— Start Data for the task —

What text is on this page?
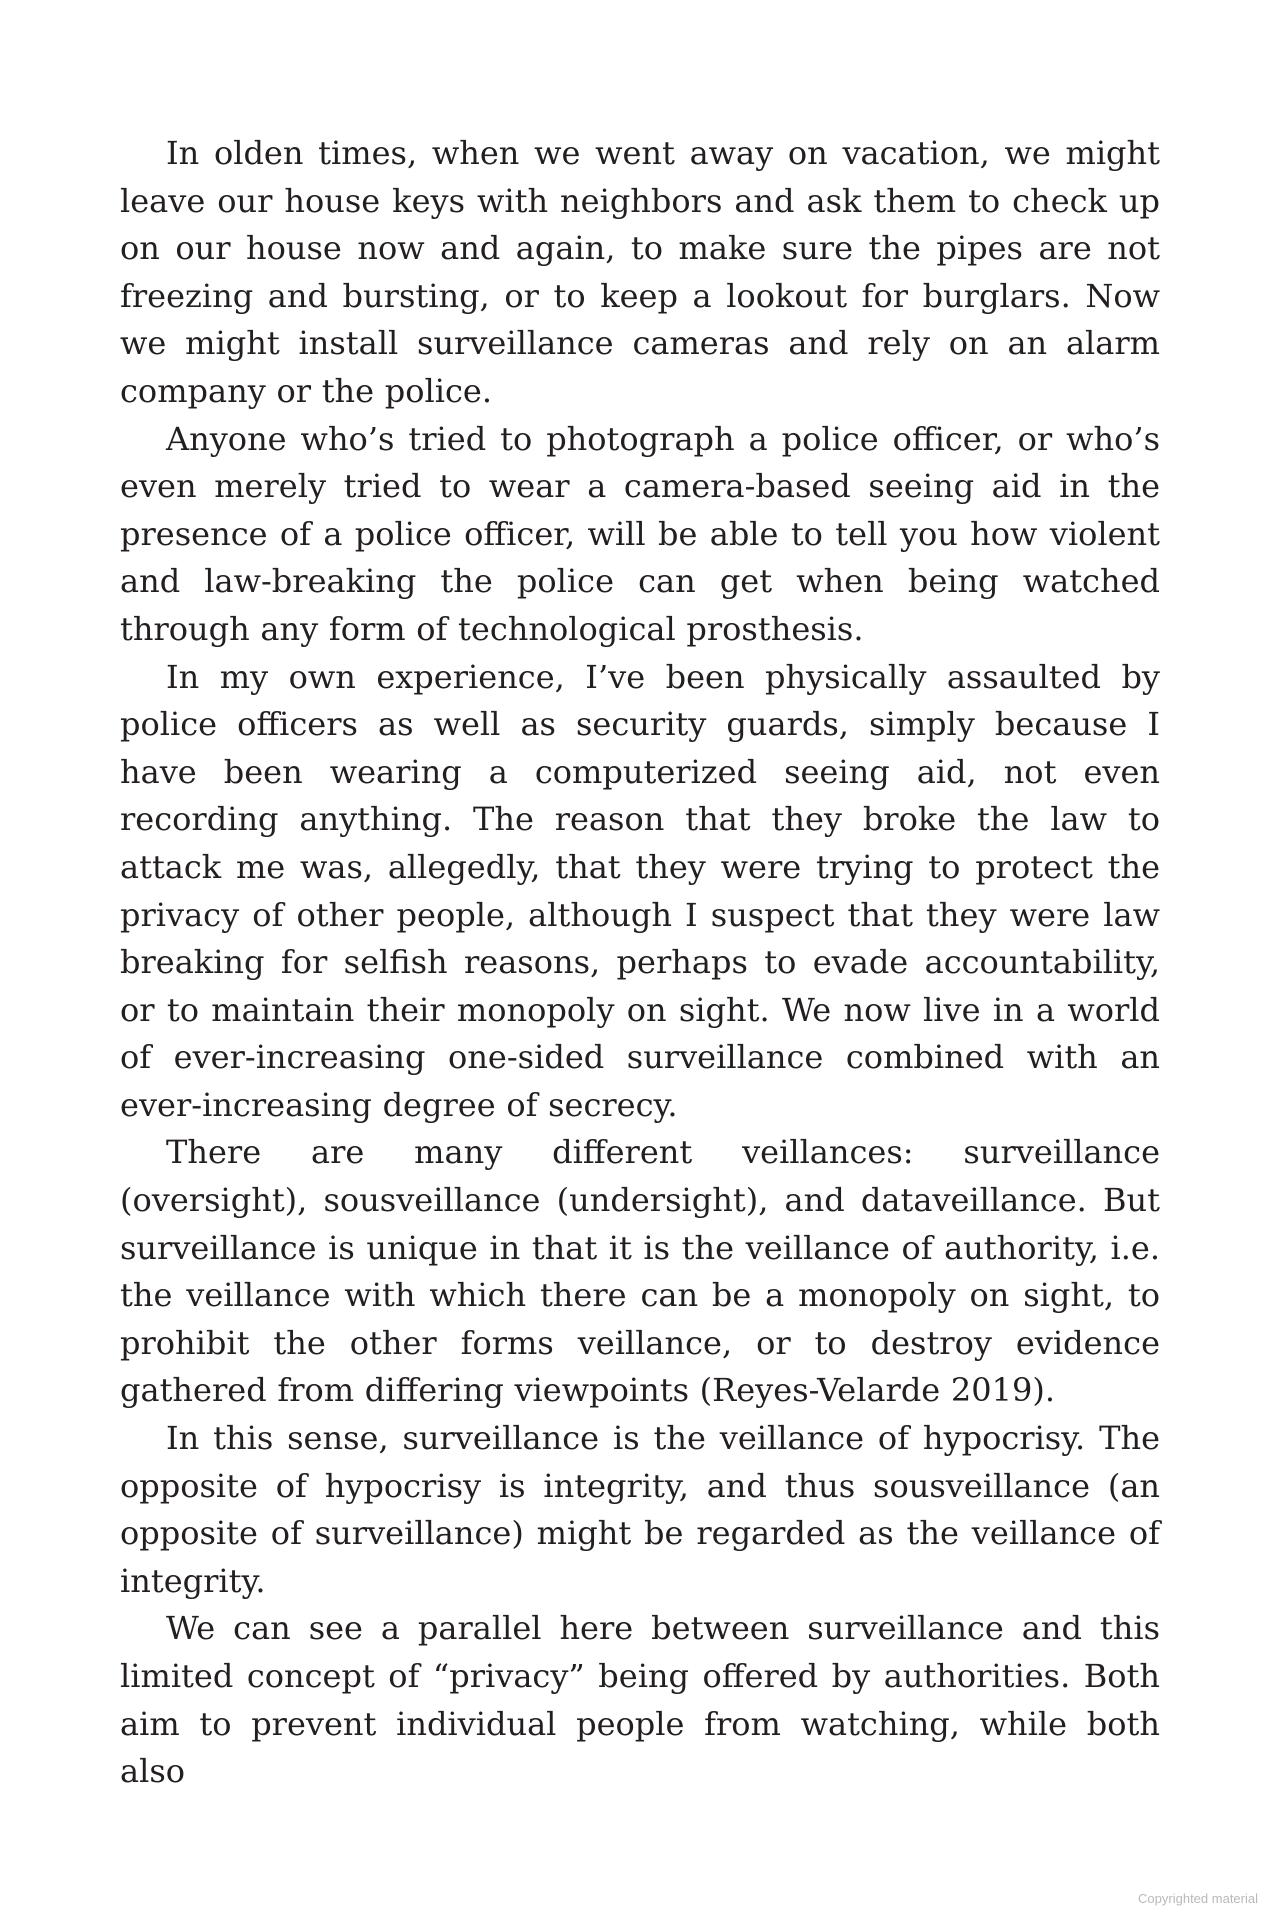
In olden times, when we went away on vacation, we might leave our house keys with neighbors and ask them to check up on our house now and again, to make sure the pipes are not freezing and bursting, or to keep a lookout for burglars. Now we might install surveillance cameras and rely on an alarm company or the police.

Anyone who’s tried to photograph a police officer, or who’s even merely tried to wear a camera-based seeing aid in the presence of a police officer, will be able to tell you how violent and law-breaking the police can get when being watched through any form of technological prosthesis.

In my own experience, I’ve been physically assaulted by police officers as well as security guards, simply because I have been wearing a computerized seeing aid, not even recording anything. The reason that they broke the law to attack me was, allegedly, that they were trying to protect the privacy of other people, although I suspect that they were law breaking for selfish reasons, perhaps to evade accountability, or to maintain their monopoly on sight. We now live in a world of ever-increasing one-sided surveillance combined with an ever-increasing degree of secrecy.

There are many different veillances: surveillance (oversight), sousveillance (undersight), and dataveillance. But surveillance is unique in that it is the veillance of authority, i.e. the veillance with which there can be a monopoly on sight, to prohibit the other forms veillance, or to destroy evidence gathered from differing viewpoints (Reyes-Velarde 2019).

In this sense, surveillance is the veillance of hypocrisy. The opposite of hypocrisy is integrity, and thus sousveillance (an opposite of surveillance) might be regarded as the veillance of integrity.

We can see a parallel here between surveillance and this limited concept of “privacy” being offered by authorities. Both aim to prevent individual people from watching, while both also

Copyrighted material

— End Data for the task —

Task to carry out: Copy out each record shown above without alteration, skipping any picture.

Answer for the task:
What text is on this page?
In olden times, when we went away on vacation, we might leave our house keys with neighbors and ask them to check up on our house now and again, to make sure the pipes are not freezing and bursting, or to keep a lookout for burglars. Now we might install surveillance cameras and rely on an alarm company or the police.

Anyone who’s tried to photograph a police officer, or who’s even merely tried to wear a camera-based seeing aid in the presence of a police officer, will be able to tell you how violent and law-breaking the police can get when being watched through any form of technological prosthesis.

In my own experience, I’ve been physically assaulted by police officers as well as security guards, simply because I have been wearing a computerized seeing aid, not even recording anything. The reason that they broke the law to attack me was, allegedly, that they were trying to protect the privacy of other people, although I suspect that they were law breaking for selfish reasons, perhaps to evade accountability, or to maintain their monopoly on sight. We now live in a world of ever-increasing one-sided surveillance combined with an ever-increasing degree of secrecy.

There are many different veillances: surveillance (oversight), sousveillance (undersight), and dataveillance. But surveillance is unique in that it is the veillance of authority, i.e. the veillance with which there can be a monopoly on sight, to prohibit the other forms veillance, or to destroy evidence gathered from differing viewpoints (Reyes-Velarde 2019).

In this sense, surveillance is the veillance of hypocrisy. The opposite of hypocrisy is integrity, and thus sousveillance (an opposite of surveillance) might be regarded as the veillance of integrity.

We can see a parallel here between surveillance and this limited concept of “privacy” being offered by authorities. Both aim to prevent individual people from watching, while both also

Copyrighted material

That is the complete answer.